*What this task involves*: Write out the records below word for word, please.

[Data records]
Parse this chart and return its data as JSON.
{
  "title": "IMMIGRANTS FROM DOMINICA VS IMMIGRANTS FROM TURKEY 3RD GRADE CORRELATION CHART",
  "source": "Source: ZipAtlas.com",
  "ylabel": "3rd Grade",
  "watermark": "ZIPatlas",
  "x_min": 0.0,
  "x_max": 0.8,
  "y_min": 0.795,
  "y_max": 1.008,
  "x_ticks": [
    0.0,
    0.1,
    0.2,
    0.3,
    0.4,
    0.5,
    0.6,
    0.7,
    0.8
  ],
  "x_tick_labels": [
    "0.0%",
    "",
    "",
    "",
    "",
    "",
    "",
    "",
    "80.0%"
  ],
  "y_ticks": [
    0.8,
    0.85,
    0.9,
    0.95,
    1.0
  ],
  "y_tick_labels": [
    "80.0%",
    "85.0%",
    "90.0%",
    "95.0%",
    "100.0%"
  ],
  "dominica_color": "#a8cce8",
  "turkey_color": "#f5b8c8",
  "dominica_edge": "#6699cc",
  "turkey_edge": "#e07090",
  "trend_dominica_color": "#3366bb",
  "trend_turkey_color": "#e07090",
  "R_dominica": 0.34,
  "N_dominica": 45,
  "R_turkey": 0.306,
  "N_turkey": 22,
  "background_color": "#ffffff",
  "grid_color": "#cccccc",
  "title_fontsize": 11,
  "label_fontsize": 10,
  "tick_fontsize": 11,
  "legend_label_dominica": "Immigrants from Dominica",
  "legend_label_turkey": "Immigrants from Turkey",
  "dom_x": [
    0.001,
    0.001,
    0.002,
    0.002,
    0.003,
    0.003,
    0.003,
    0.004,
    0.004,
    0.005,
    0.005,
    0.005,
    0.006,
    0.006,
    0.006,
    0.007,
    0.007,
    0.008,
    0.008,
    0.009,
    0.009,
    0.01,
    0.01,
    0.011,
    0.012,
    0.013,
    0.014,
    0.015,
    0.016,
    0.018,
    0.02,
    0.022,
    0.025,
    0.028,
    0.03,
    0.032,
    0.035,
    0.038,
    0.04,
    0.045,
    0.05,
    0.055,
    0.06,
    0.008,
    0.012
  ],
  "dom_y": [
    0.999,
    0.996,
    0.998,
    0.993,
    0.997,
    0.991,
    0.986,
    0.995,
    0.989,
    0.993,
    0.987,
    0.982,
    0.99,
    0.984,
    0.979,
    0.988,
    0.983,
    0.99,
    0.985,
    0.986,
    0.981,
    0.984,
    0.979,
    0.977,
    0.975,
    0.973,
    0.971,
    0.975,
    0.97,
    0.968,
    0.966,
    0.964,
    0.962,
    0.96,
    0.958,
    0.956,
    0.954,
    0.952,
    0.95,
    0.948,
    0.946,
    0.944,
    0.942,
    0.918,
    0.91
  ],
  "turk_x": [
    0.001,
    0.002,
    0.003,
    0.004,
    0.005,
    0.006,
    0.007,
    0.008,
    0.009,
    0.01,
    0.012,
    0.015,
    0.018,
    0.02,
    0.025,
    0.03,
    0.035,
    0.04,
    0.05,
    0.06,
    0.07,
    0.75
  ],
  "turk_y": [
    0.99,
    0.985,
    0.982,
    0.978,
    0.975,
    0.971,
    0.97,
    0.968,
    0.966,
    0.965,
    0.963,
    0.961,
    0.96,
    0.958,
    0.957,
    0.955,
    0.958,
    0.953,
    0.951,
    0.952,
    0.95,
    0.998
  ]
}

*The answer*:
Parse this chart and return its data as JSON.
{
  "title": "IMMIGRANTS FROM DOMINICA VS IMMIGRANTS FROM TURKEY 3RD GRADE CORRELATION CHART",
  "source": "Source: ZipAtlas.com",
  "ylabel": "3rd Grade",
  "watermark": "ZIPatlas",
  "x_min": 0.0,
  "x_max": 0.8,
  "y_min": 0.795,
  "y_max": 1.008,
  "x_ticks": [
    0.0,
    0.1,
    0.2,
    0.3,
    0.4,
    0.5,
    0.6,
    0.7,
    0.8
  ],
  "x_tick_labels": [
    "0.0%",
    "",
    "",
    "",
    "",
    "",
    "",
    "",
    "80.0%"
  ],
  "y_ticks": [
    0.8,
    0.85,
    0.9,
    0.95,
    1.0
  ],
  "y_tick_labels": [
    "80.0%",
    "85.0%",
    "90.0%",
    "95.0%",
    "100.0%"
  ],
  "dominica_color": "#a8cce8",
  "turkey_color": "#f5b8c8",
  "dominica_edge": "#6699cc",
  "turkey_edge": "#e07090",
  "trend_dominica_color": "#3366bb",
  "trend_turkey_color": "#e07090",
  "R_dominica": 0.34,
  "N_dominica": 45,
  "R_turkey": 0.306,
  "N_turkey": 22,
  "background_color": "#ffffff",
  "grid_color": "#cccccc",
  "title_fontsize": 11,
  "label_fontsize": 10,
  "tick_fontsize": 11,
  "legend_label_dominica": "Immigrants from Dominica",
  "legend_label_turkey": "Immigrants from Turkey",
  "dom_x": [
    0.001,
    0.001,
    0.002,
    0.002,
    0.003,
    0.003,
    0.003,
    0.004,
    0.004,
    0.005,
    0.005,
    0.005,
    0.006,
    0.006,
    0.006,
    0.007,
    0.007,
    0.008,
    0.008,
    0.009,
    0.009,
    0.01,
    0.01,
    0.011,
    0.012,
    0.013,
    0.014,
    0.015,
    0.016,
    0.018,
    0.02,
    0.022,
    0.025,
    0.028,
    0.03,
    0.032,
    0.035,
    0.038,
    0.04,
    0.045,
    0.05,
    0.055,
    0.06,
    0.008,
    0.012
  ],
  "dom_y": [
    0.999,
    0.996,
    0.998,
    0.993,
    0.997,
    0.991,
    0.986,
    0.995,
    0.989,
    0.993,
    0.987,
    0.982,
    0.99,
    0.984,
    0.979,
    0.988,
    0.983,
    0.99,
    0.985,
    0.986,
    0.981,
    0.984,
    0.979,
    0.977,
    0.975,
    0.973,
    0.971,
    0.975,
    0.97,
    0.968,
    0.966,
    0.964,
    0.962,
    0.96,
    0.958,
    0.956,
    0.954,
    0.952,
    0.95,
    0.948,
    0.946,
    0.944,
    0.942,
    0.918,
    0.91
  ],
  "turk_x": [
    0.001,
    0.002,
    0.003,
    0.004,
    0.005,
    0.006,
    0.007,
    0.008,
    0.009,
    0.01,
    0.012,
    0.015,
    0.018,
    0.02,
    0.025,
    0.03,
    0.035,
    0.04,
    0.05,
    0.06,
    0.07,
    0.75
  ],
  "turk_y": [
    0.99,
    0.985,
    0.982,
    0.978,
    0.975,
    0.971,
    0.97,
    0.968,
    0.966,
    0.965,
    0.963,
    0.961,
    0.96,
    0.958,
    0.957,
    0.955,
    0.958,
    0.953,
    0.951,
    0.952,
    0.95,
    0.998
  ]
}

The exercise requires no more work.